The task: Reproduce the listing below without any change.

** START **

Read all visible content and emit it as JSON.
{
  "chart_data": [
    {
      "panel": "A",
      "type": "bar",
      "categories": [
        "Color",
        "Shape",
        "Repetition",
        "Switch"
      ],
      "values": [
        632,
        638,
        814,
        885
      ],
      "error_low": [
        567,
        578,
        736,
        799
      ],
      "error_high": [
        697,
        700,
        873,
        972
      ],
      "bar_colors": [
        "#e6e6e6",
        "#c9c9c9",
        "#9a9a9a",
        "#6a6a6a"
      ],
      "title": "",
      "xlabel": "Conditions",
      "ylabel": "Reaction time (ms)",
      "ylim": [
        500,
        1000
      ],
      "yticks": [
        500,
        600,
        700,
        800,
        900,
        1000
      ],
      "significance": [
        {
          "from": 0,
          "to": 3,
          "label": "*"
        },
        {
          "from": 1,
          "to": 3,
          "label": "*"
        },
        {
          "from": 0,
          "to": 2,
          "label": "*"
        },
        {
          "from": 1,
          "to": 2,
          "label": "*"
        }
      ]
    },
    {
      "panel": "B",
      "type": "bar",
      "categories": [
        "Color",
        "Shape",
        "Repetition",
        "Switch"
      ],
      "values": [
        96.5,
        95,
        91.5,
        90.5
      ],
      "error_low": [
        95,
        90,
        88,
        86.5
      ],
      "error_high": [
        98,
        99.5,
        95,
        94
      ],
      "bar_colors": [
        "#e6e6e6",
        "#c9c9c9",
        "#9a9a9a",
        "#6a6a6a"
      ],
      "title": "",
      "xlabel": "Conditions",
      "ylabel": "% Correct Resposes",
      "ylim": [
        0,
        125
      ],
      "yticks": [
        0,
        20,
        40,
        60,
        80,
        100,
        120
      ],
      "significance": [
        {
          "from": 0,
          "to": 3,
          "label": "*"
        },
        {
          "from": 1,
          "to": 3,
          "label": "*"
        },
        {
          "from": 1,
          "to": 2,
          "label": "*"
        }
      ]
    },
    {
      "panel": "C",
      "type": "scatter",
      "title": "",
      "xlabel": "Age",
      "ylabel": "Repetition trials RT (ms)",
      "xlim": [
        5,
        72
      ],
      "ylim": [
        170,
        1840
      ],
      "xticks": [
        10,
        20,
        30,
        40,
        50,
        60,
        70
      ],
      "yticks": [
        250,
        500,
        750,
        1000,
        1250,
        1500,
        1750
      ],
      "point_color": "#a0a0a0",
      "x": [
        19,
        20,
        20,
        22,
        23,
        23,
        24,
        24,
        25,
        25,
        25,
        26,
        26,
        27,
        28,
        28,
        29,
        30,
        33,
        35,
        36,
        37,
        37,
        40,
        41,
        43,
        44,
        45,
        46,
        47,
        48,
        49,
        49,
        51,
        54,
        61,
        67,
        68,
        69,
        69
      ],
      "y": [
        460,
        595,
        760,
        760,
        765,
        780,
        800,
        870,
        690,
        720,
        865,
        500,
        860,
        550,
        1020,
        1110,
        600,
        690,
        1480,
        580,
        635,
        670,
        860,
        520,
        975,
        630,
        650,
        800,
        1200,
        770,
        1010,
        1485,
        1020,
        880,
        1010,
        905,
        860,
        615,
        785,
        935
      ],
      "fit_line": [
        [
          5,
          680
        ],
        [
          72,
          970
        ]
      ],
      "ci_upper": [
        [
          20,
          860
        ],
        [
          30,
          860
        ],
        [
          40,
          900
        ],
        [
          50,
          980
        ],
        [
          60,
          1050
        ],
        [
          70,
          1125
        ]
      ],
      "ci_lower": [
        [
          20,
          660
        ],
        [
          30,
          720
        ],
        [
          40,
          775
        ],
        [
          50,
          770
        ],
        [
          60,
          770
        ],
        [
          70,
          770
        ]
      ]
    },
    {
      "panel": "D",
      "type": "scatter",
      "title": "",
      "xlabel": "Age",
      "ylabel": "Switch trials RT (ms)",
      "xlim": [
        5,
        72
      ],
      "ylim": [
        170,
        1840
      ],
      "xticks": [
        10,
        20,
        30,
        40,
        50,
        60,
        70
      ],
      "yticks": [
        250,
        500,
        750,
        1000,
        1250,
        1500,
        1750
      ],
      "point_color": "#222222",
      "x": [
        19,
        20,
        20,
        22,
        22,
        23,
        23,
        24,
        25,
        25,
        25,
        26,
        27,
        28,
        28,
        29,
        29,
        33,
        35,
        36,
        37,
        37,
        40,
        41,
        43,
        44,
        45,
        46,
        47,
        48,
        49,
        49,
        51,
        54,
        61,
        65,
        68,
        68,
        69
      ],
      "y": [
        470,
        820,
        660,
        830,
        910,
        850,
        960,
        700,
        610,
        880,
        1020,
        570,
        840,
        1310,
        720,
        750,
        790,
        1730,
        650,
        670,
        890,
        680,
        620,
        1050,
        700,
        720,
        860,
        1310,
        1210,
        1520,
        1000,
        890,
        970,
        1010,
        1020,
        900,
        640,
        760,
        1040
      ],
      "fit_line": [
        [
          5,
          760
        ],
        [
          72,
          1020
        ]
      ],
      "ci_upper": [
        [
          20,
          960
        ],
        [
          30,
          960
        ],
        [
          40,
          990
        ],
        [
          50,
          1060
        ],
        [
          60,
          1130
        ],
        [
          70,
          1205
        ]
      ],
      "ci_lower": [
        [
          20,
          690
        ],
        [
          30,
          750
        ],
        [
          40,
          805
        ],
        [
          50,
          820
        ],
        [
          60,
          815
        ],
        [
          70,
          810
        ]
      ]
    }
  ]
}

** END **

Solution to the exercise:
Read all visible content and emit it as JSON.
{
  "chart_data": [
    {
      "panel": "A",
      "type": "bar",
      "categories": [
        "Color",
        "Shape",
        "Repetition",
        "Switch"
      ],
      "values": [
        632,
        638,
        814,
        885
      ],
      "error_low": [
        567,
        578,
        736,
        799
      ],
      "error_high": [
        697,
        700,
        873,
        972
      ],
      "bar_colors": [
        "#e6e6e6",
        "#c9c9c9",
        "#9a9a9a",
        "#6a6a6a"
      ],
      "title": "",
      "xlabel": "Conditions",
      "ylabel": "Reaction time (ms)",
      "ylim": [
        500,
        1000
      ],
      "yticks": [
        500,
        600,
        700,
        800,
        900,
        1000
      ],
      "significance": [
        {
          "from": 0,
          "to": 3,
          "label": "*"
        },
        {
          "from": 1,
          "to": 3,
          "label": "*"
        },
        {
          "from": 0,
          "to": 2,
          "label": "*"
        },
        {
          "from": 1,
          "to": 2,
          "label": "*"
        }
      ]
    },
    {
      "panel": "B",
      "type": "bar",
      "categories": [
        "Color",
        "Shape",
        "Repetition",
        "Switch"
      ],
      "values": [
        96.5,
        95,
        91.5,
        90.5
      ],
      "error_low": [
        95,
        90,
        88,
        86.5
      ],
      "error_high": [
        98,
        99.5,
        95,
        94
      ],
      "bar_colors": [
        "#e6e6e6",
        "#c9c9c9",
        "#9a9a9a",
        "#6a6a6a"
      ],
      "title": "",
      "xlabel": "Conditions",
      "ylabel": "% Correct Resposes",
      "ylim": [
        0,
        125
      ],
      "yticks": [
        0,
        20,
        40,
        60,
        80,
        100,
        120
      ],
      "significance": [
        {
          "from": 0,
          "to": 3,
          "label": "*"
        },
        {
          "from": 1,
          "to": 3,
          "label": "*"
        },
        {
          "from": 1,
          "to": 2,
          "label": "*"
        }
      ]
    },
    {
      "panel": "C",
      "type": "scatter",
      "title": "",
      "xlabel": "Age",
      "ylabel": "Repetition trials RT (ms)",
      "xlim": [
        5,
        72
      ],
      "ylim": [
        170,
        1840
      ],
      "xticks": [
        10,
        20,
        30,
        40,
        50,
        60,
        70
      ],
      "yticks": [
        250,
        500,
        750,
        1000,
        1250,
        1500,
        1750
      ],
      "point_color": "#a0a0a0",
      "x": [
        19,
        20,
        20,
        22,
        23,
        23,
        24,
        24,
        25,
        25,
        25,
        26,
        26,
        27,
        28,
        28,
        29,
        30,
        33,
        35,
        36,
        37,
        37,
        40,
        41,
        43,
        44,
        45,
        46,
        47,
        48,
        49,
        49,
        51,
        54,
        61,
        67,
        68,
        69,
        69
      ],
      "y": [
        460,
        595,
        760,
        760,
        765,
        780,
        800,
        870,
        690,
        720,
        865,
        500,
        860,
        550,
        1020,
        1110,
        600,
        690,
        1480,
        580,
        635,
        670,
        860,
        520,
        975,
        630,
        650,
        800,
        1200,
        770,
        1010,
        1485,
        1020,
        880,
        1010,
        905,
        860,
        615,
        785,
        935
      ],
      "fit_line": [
        [
          5,
          680
        ],
        [
          72,
          970
        ]
      ],
      "ci_upper": [
        [
          20,
          860
        ],
        [
          30,
          860
        ],
        [
          40,
          900
        ],
        [
          50,
          980
        ],
        [
          60,
          1050
        ],
        [
          70,
          1125
        ]
      ],
      "ci_lower": [
        [
          20,
          660
        ],
        [
          30,
          720
        ],
        [
          40,
          775
        ],
        [
          50,
          770
        ],
        [
          60,
          770
        ],
        [
          70,
          770
        ]
      ]
    },
    {
      "panel": "D",
      "type": "scatter",
      "title": "",
      "xlabel": "Age",
      "ylabel": "Switch trials RT (ms)",
      "xlim": [
        5,
        72
      ],
      "ylim": [
        170,
        1840
      ],
      "xticks": [
        10,
        20,
        30,
        40,
        50,
        60,
        70
      ],
      "yticks": [
        250,
        500,
        750,
        1000,
        1250,
        1500,
        1750
      ],
      "point_color": "#222222",
      "x": [
        19,
        20,
        20,
        22,
        22,
        23,
        23,
        24,
        25,
        25,
        25,
        26,
        27,
        28,
        28,
        29,
        29,
        33,
        35,
        36,
        37,
        37,
        40,
        41,
        43,
        44,
        45,
        46,
        47,
        48,
        49,
        49,
        51,
        54,
        61,
        65,
        68,
        68,
        69
      ],
      "y": [
        470,
        820,
        660,
        830,
        910,
        850,
        960,
        700,
        610,
        880,
        1020,
        570,
        840,
        1310,
        720,
        750,
        790,
        1730,
        650,
        670,
        890,
        680,
        620,
        1050,
        700,
        720,
        860,
        1310,
        1210,
        1520,
        1000,
        890,
        970,
        1010,
        1020,
        900,
        640,
        760,
        1040
      ],
      "fit_line": [
        [
          5,
          760
        ],
        [
          72,
          1020
        ]
      ],
      "ci_upper": [
        [
          20,
          960
        ],
        [
          30,
          960
        ],
        [
          40,
          990
        ],
        [
          50,
          1060
        ],
        [
          60,
          1130
        ],
        [
          70,
          1205
        ]
      ],
      "ci_lower": [
        [
          20,
          690
        ],
        [
          30,
          750
        ],
        [
          40,
          805
        ],
        [
          50,
          820
        ],
        [
          60,
          815
        ],
        [
          70,
          810
        ]
      ]
    }
  ]
}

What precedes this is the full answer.